**Work instruction 1:** In the film review, what does Craig wake up with?
**Work instruction 2:** Echo the film review from "The motives for" to "on the aliens.", copying that passage word for word.

The story begins with a mystery: who is Daniel Craig. Craig wakes up with an alien device on his arm and no memory. He makes his way to town, where everyone else seems to thinks he’s a criminal. The writer carries this mystery on for about an hour, way too long given that the mystery is neither the point to the film nor all that interesting. Indeed, once you learn that everyone wants him dead, solving the rest of the mystery becomes pretty pointless, but the story continues to act like it matters. Conversely, while the mystery is quickly solved, it simultaneously leaves too many details unsolved for too long. Consequently, the audience is repeatedly left in the dark for the first thirty minutes or so as characters talk knowingly about things we know nothing about and plot points happen which make little sense to us because we don’t understand the background.

The next problem is that after the aliens raid the town, about twenty minutes into the film, the rest of the film becomes a series of random and deeply clichéd scenes. It feels like the writer came up with a list of things which could happen in a western and just inserts those one after another. There’s also never a sense that the scenes really relate in any meaningful way.

The motives for the aliens are rather stupid too and show that the writer has no scientific background. The aliens apparently want gold because it’s valuable, even though the creation of gold would take less energy than bringing their spaceships to Earth in the first place. The aliens round up people to experiment on them to “test their weaknesses” even though we’re also told the aliens are so far advanced that they see humans as “insects.” And then we’re told the aliens plan to destroy the planet for no reason whatsoever except to jack up the significance of the attack on the aliens.

**Records provided:**
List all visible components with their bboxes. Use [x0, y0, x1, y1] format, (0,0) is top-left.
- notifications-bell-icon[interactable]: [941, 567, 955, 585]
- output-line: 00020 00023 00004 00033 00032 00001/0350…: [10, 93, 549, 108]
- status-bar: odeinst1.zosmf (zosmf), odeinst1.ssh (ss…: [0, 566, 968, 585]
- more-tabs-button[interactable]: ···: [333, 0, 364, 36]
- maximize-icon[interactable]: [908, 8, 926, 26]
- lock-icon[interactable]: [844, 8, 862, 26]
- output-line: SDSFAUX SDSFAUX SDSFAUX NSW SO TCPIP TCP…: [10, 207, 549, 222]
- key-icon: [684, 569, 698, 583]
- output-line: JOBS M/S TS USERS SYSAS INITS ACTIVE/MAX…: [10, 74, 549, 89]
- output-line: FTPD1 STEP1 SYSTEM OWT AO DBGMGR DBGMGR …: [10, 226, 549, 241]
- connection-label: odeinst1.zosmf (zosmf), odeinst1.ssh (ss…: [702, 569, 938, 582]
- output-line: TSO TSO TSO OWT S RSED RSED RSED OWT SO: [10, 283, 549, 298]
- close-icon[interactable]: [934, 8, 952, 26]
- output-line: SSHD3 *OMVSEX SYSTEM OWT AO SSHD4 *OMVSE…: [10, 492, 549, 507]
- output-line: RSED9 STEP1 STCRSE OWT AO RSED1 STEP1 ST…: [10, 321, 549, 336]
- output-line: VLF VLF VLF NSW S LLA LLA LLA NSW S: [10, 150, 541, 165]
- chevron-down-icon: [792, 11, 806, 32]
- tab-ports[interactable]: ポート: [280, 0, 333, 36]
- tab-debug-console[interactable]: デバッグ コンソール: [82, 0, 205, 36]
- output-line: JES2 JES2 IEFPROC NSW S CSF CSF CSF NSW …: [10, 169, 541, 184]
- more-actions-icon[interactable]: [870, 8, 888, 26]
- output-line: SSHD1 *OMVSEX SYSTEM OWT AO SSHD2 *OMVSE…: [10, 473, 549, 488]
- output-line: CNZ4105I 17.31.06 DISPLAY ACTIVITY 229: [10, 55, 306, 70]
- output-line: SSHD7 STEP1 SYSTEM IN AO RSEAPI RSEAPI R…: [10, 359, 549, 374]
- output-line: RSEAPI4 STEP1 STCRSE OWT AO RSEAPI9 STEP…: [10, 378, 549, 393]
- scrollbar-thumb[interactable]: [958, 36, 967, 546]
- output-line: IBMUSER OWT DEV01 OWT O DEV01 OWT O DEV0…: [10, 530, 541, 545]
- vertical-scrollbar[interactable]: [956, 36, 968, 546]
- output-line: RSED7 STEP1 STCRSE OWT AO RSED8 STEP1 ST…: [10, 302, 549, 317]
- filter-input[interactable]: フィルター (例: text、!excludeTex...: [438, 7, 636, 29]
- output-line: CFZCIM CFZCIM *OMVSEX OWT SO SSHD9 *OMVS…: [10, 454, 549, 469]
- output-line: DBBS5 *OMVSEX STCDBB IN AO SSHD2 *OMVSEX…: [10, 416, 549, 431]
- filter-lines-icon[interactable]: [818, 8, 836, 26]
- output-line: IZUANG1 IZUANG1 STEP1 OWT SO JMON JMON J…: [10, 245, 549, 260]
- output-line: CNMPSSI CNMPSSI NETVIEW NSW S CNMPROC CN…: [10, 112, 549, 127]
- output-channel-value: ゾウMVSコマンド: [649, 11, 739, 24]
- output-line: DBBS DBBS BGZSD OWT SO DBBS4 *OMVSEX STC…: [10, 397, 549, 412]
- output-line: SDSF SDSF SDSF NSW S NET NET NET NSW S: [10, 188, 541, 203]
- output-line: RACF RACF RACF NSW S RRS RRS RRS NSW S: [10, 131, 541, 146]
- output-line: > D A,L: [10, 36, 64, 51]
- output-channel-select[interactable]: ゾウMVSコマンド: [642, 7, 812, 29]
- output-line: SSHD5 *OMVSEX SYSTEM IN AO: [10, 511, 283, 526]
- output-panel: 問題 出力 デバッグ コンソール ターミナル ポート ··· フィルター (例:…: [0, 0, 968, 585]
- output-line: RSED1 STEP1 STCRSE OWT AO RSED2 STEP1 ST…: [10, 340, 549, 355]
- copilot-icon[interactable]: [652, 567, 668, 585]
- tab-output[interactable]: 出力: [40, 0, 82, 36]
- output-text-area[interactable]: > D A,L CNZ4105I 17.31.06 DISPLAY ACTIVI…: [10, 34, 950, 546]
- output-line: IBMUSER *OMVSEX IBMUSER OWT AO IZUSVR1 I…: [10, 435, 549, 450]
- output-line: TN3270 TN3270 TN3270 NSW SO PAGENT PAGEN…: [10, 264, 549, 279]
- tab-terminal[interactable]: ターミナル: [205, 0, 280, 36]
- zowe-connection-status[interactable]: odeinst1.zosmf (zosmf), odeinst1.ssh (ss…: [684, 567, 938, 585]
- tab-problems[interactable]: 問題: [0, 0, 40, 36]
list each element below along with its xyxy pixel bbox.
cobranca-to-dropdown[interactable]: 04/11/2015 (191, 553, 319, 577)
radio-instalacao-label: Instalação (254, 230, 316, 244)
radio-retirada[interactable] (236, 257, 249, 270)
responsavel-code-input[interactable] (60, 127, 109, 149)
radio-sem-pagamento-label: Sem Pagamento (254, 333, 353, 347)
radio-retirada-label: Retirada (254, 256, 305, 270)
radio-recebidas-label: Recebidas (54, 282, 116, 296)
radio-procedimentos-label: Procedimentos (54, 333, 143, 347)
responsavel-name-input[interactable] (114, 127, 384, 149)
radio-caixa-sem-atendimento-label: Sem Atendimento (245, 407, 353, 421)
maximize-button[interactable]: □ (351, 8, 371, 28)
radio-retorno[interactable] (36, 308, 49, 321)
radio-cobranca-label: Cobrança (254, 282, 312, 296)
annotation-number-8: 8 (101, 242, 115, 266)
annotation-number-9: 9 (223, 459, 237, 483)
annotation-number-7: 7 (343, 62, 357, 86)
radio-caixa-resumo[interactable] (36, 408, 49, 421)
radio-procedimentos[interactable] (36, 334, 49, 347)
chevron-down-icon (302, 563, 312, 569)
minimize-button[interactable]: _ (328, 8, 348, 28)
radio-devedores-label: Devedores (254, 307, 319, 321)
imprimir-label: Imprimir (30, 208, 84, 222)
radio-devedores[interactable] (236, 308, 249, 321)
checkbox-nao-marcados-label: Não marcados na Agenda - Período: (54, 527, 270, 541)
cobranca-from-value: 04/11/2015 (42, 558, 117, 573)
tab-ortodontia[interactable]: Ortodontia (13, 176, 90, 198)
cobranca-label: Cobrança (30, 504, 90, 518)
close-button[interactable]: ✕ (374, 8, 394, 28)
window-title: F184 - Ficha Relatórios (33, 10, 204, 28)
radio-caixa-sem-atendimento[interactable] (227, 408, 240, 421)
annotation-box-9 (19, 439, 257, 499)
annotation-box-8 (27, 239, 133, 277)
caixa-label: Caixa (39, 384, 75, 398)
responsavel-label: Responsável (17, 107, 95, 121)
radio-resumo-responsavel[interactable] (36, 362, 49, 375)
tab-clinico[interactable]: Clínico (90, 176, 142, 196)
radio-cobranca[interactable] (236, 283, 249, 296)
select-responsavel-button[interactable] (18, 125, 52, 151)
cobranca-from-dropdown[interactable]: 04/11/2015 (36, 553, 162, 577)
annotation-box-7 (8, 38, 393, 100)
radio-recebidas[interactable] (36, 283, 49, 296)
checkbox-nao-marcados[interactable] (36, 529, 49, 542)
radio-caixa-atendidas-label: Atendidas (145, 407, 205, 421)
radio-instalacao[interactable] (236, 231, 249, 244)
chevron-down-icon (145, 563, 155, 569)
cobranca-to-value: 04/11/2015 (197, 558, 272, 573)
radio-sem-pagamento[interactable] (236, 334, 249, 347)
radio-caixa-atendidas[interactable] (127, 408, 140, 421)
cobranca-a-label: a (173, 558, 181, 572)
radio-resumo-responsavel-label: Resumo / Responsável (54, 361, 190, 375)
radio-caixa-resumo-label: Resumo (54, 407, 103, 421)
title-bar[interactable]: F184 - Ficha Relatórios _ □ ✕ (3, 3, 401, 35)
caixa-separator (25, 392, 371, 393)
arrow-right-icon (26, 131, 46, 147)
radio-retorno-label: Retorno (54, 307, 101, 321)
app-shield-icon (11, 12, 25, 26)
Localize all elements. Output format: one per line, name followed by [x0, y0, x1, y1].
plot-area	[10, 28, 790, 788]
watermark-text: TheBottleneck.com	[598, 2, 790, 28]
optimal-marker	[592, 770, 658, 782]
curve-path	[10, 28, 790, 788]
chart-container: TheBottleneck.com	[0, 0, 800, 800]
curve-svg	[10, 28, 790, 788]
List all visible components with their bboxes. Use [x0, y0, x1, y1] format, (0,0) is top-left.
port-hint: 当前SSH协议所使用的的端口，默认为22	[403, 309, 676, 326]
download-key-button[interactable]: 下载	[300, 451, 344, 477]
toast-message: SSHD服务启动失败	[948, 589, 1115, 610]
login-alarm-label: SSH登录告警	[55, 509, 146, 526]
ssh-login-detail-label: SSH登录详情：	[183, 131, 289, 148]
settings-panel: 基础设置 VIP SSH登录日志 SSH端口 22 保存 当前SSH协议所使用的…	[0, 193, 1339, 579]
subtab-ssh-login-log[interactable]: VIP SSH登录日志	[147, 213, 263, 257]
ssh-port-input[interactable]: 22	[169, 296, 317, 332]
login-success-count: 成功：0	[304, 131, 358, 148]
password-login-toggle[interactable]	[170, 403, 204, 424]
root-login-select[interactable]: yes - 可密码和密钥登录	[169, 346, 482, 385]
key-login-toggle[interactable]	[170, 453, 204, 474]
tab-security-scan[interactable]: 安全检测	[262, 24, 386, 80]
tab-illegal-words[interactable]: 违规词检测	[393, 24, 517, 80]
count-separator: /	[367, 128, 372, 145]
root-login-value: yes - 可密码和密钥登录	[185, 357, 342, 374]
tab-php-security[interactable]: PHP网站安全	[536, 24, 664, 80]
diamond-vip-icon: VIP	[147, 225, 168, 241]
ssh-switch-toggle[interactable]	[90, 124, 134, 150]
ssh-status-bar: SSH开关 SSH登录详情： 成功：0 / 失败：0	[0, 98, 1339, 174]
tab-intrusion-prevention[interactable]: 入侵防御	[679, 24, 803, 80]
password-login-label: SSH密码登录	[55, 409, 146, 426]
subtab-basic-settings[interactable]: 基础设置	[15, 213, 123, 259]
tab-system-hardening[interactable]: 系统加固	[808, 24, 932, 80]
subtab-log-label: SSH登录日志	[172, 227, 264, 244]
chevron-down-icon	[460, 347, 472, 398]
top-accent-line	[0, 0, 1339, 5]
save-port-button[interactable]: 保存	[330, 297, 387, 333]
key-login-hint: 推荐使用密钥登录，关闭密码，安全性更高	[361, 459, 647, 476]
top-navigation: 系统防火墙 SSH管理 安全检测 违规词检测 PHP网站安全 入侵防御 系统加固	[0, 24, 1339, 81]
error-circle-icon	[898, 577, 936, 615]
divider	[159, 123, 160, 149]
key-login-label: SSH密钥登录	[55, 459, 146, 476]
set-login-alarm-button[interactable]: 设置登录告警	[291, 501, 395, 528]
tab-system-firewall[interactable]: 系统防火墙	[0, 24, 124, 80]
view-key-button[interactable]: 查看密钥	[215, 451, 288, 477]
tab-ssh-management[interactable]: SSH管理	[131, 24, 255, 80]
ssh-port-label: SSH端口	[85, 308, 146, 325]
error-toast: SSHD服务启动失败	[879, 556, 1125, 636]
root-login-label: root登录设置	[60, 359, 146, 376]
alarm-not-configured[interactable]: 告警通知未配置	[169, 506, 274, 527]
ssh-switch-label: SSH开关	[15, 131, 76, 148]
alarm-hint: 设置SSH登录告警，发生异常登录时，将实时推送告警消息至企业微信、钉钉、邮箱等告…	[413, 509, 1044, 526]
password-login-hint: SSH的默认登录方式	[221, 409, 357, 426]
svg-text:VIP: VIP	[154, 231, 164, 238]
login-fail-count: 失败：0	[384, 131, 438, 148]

**Written reply 1:** An alien device on his arm and no memory.

**Written reply 2:**
The motives for the aliens are rather stupid too and show that the writer has no scientific background. The aliens apparently want gold because it’s valuable, even though the creation of gold would take less energy than bringing their spaceships to Earth in the first place. The aliens round up people to experiment on them to “test their weaknesses” even though we’re also told the aliens are so far advanced that they see humans as “insects.” And then we’re told the aliens plan to destroy the planet for no reason whatsoever except to jack up the significance of the attack on the aliens.